YOUR GOAL
In the entries, find all lines that hold the word "potato" and copy them.

SOURCE DATA
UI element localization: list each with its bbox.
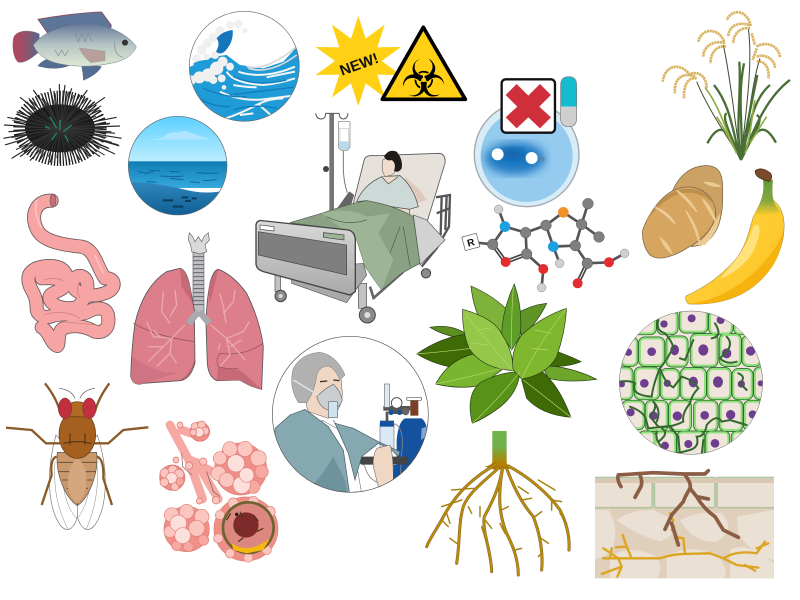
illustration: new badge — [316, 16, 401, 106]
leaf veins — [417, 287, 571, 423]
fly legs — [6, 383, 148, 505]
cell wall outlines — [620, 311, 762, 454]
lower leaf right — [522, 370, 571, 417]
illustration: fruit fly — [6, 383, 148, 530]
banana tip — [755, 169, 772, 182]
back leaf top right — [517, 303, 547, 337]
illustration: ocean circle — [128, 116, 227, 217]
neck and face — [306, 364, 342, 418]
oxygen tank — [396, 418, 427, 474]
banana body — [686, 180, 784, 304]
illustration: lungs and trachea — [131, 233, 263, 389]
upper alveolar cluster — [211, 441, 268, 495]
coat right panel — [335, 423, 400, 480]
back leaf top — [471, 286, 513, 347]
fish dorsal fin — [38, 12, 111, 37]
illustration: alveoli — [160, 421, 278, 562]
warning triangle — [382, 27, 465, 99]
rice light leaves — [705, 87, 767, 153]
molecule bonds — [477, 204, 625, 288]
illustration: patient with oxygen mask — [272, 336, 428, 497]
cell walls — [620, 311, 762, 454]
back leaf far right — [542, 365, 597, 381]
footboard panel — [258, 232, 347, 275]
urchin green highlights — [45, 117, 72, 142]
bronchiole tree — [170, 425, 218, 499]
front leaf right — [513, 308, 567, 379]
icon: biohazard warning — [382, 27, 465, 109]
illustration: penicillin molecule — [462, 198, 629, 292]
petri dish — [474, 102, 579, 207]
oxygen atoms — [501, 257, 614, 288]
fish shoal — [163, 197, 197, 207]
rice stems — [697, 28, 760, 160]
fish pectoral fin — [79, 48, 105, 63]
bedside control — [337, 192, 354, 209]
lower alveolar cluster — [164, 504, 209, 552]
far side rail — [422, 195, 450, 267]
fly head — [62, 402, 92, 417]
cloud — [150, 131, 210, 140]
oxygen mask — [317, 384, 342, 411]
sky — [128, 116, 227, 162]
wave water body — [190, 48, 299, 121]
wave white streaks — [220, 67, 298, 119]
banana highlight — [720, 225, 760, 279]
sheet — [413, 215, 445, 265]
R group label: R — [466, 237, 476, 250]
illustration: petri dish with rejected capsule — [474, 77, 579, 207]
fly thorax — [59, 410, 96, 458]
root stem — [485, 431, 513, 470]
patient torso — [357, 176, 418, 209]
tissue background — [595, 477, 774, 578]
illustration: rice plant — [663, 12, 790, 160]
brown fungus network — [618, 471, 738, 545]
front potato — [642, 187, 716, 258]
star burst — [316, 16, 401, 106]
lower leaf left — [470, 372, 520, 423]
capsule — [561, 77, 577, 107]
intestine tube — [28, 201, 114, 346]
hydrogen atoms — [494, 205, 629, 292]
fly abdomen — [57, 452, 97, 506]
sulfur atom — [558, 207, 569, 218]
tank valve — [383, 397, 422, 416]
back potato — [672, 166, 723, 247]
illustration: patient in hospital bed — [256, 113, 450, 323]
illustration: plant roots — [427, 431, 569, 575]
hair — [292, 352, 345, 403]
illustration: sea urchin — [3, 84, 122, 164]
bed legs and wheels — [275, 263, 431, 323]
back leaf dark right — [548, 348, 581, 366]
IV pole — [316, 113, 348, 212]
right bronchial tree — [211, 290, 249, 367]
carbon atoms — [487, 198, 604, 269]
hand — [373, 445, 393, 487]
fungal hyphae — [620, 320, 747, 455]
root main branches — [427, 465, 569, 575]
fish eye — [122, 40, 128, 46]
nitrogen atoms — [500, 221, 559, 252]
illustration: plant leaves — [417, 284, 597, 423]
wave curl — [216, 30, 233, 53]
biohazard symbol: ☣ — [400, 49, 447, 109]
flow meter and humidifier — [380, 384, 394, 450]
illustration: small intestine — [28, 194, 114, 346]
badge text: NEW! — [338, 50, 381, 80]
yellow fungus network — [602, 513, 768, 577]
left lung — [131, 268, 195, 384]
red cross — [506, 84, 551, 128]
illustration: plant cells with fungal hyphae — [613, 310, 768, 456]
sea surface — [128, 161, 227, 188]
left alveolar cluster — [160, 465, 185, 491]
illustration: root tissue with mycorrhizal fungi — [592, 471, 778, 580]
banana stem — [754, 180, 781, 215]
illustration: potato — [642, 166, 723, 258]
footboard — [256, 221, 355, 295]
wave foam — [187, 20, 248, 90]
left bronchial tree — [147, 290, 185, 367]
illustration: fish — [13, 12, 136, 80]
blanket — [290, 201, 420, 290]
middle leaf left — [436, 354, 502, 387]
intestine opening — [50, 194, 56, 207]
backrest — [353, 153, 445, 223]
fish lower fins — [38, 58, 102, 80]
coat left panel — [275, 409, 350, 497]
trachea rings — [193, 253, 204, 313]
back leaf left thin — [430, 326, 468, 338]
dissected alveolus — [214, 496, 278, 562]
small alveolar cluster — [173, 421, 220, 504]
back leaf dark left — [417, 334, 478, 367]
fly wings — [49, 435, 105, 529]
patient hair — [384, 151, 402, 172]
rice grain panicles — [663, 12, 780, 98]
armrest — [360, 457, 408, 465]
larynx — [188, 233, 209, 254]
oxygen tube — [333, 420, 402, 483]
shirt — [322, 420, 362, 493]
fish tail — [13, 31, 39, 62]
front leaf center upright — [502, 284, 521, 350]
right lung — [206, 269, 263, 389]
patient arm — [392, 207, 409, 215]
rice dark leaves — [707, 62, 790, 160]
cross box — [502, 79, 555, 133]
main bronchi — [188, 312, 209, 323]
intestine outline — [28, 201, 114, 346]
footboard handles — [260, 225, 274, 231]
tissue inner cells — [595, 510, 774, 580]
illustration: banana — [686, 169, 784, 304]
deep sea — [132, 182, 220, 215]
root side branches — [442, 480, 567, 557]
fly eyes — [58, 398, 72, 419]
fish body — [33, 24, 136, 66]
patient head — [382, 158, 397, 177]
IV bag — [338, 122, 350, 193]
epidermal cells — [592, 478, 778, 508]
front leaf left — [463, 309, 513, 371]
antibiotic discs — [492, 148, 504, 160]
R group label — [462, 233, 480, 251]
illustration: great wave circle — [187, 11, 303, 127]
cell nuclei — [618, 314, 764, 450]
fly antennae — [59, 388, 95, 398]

* * *

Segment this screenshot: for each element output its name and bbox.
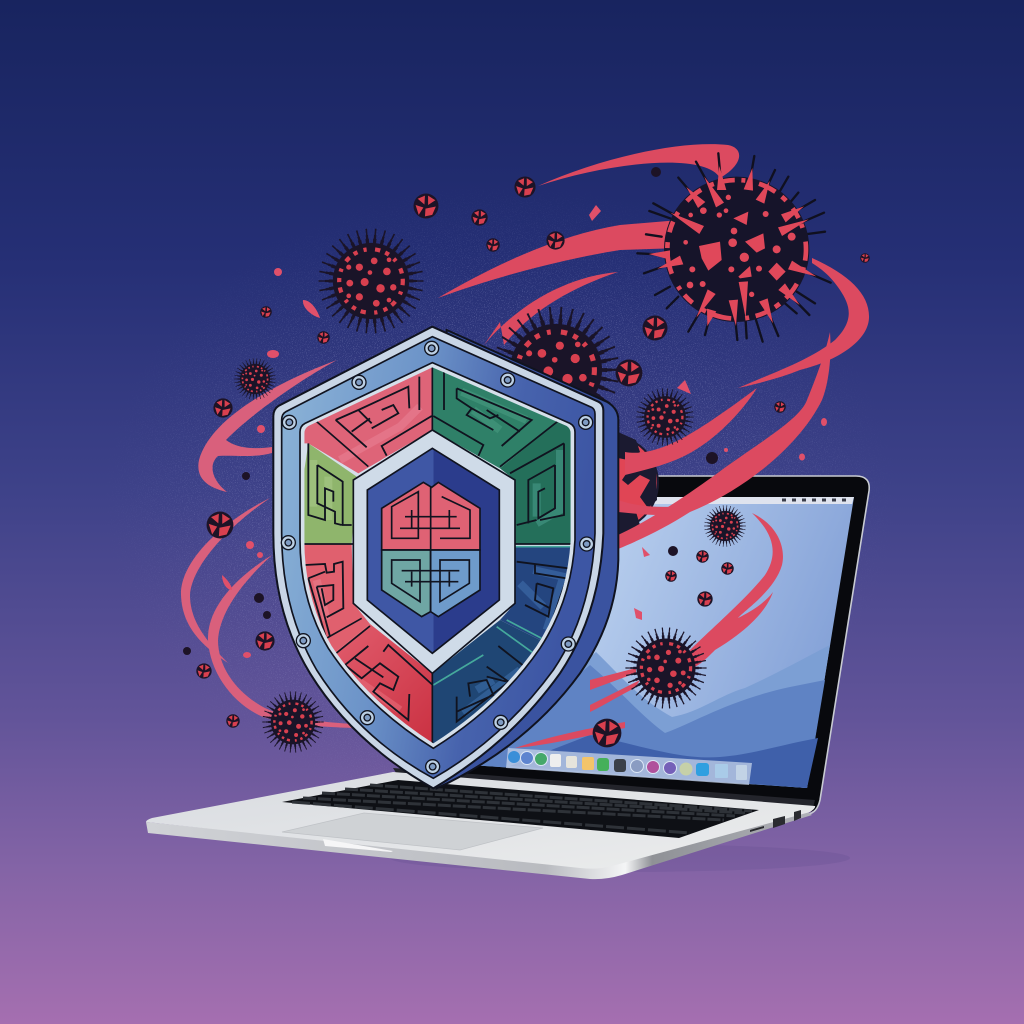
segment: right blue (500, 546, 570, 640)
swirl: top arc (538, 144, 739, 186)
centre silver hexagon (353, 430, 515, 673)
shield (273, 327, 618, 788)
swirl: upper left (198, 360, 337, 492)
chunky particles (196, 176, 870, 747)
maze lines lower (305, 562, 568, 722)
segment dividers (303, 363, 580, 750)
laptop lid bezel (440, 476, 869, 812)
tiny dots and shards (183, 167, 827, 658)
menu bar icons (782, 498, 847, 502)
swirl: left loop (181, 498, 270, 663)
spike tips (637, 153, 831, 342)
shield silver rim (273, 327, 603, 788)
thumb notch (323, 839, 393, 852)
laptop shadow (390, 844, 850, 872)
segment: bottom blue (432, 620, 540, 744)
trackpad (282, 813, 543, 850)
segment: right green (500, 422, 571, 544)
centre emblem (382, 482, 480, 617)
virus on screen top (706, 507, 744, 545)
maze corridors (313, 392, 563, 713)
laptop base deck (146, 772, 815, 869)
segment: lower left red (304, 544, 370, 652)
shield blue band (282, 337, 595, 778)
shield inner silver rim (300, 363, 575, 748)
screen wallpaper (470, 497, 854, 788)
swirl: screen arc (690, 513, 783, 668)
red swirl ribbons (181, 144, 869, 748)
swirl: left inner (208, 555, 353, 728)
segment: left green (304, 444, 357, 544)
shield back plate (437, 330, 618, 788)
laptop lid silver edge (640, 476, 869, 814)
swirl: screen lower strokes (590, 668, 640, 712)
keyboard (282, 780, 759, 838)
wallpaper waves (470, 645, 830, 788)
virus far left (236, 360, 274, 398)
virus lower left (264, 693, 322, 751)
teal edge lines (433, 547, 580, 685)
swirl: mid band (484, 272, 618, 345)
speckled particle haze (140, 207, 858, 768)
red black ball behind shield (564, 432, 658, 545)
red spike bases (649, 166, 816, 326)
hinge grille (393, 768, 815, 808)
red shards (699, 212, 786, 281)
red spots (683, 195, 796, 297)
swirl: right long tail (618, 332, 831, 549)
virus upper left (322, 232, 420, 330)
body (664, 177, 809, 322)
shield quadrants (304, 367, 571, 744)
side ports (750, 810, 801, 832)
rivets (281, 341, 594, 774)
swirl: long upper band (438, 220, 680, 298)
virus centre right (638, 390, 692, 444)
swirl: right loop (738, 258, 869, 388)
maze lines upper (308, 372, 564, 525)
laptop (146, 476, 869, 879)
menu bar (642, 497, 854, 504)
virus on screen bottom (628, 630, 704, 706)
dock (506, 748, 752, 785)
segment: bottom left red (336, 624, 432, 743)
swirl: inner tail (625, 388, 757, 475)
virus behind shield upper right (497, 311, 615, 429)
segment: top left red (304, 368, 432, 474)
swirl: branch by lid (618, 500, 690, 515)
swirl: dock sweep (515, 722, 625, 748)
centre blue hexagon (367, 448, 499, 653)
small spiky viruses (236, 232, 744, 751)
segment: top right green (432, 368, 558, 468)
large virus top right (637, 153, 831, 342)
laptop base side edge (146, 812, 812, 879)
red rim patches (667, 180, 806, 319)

SOLVED EXERCISE
front potato — [642, 187, 716, 258]
back potato — [672, 166, 723, 247]
illustration: potato — [642, 166, 723, 258]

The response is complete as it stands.